● Text section

----

Prove: $\sqrt{(n^{2}-1)}= [n-1,1,2n-2,1,2n-2,1,2n-2, \ldots ]$

Question

I'm trying to show $$ \sqrt{n^2-1}=n-1 + \cfrac{1}{1 + \cfrac{1}{2n-2+ \cfrac{1}{1+\cdots}}} $$ What I tried: $$ \sqrt{n^2 - 1}- (n-1) = \frac{2n-2}{n^2-1+(n-1)} $$

And here i got stuck on how to continue, would greatly appreciate any help

Answer 1

Extended HINT:

You need to do first 3 steps manually and make sure you get correctly the first 3 terms
$n-1, 1, 2n-2$

Then a recurring pattern should emerge because there is periodicity there.
I mean, say after getting $n-1$ you're left with a number A (to represent as a continued fraction).
Then after getting $n-1, 1, 2n-2$ you should be left with the same number A to represent.

----

● Source material
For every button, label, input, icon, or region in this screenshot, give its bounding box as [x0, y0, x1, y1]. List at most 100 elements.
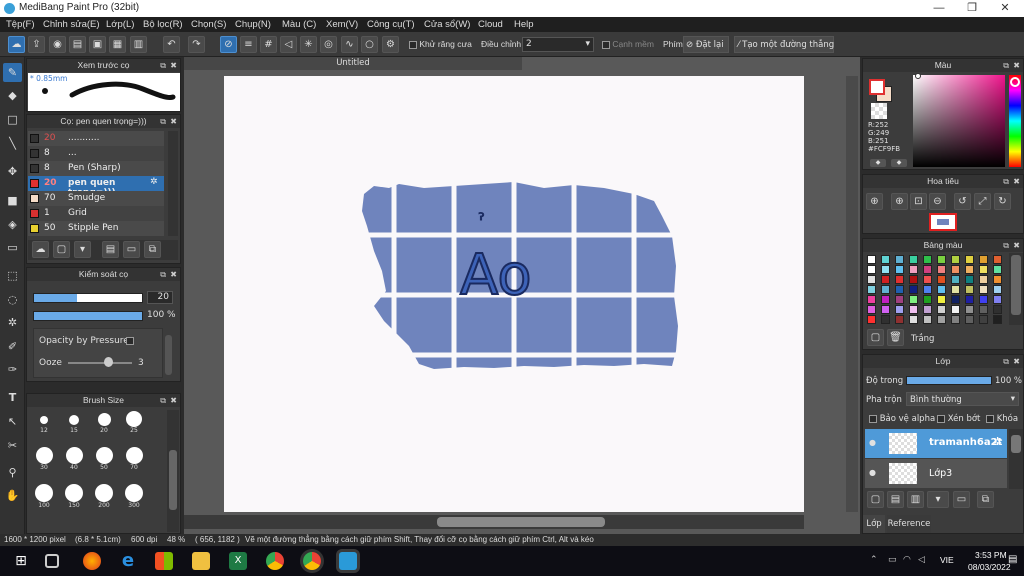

----

● Stated problem A
In the thread on the continued fraction of the square root of n² − 1, which three terms does the answer say to work out by hand first?
● Stated problem B
Carry on the thread on the continued fraction of the square root of n² − 1, starting after its last sentence.
The listing has no role in this exercise.

● Exercise response A
n − 1, 1, and 2n − 2

● Exercise response B
And that's all, that should be enough for you to conclude that from there on everything just repeats infinitely with a period of 2.

Just follow the definition of these continued fractions and how to compute them.
That should suffice, I think.

Answer 2

You want to show that

$n-1+\sqrt{n^2-1}=2n-2 + \cfrac{1}{1 + \cfrac{1}{2n-2+ \cfrac{1}{1+\cfrac{1}{2n-2+\cdots}}}}$

Suppose

$y=x+\cfrac{1}{1+\cfrac{1}{x+\cfrac{1}{1+\cfrac{1}{x+\cdots}}}}$

then

$y = x + \cfrac{ 1}{1+\frac 1 y} \\\Rightarrow y=x+\frac {y}{y+1}\\\Rightarrow y^2+y = xy+x+y\\\Rightarrow y^2 - xy - x = 0 \\\Rightarrow y=\frac{x \pm \sqrt{x^2+4x}}{2}$

Now substitute $2n-2$ for $x$ ...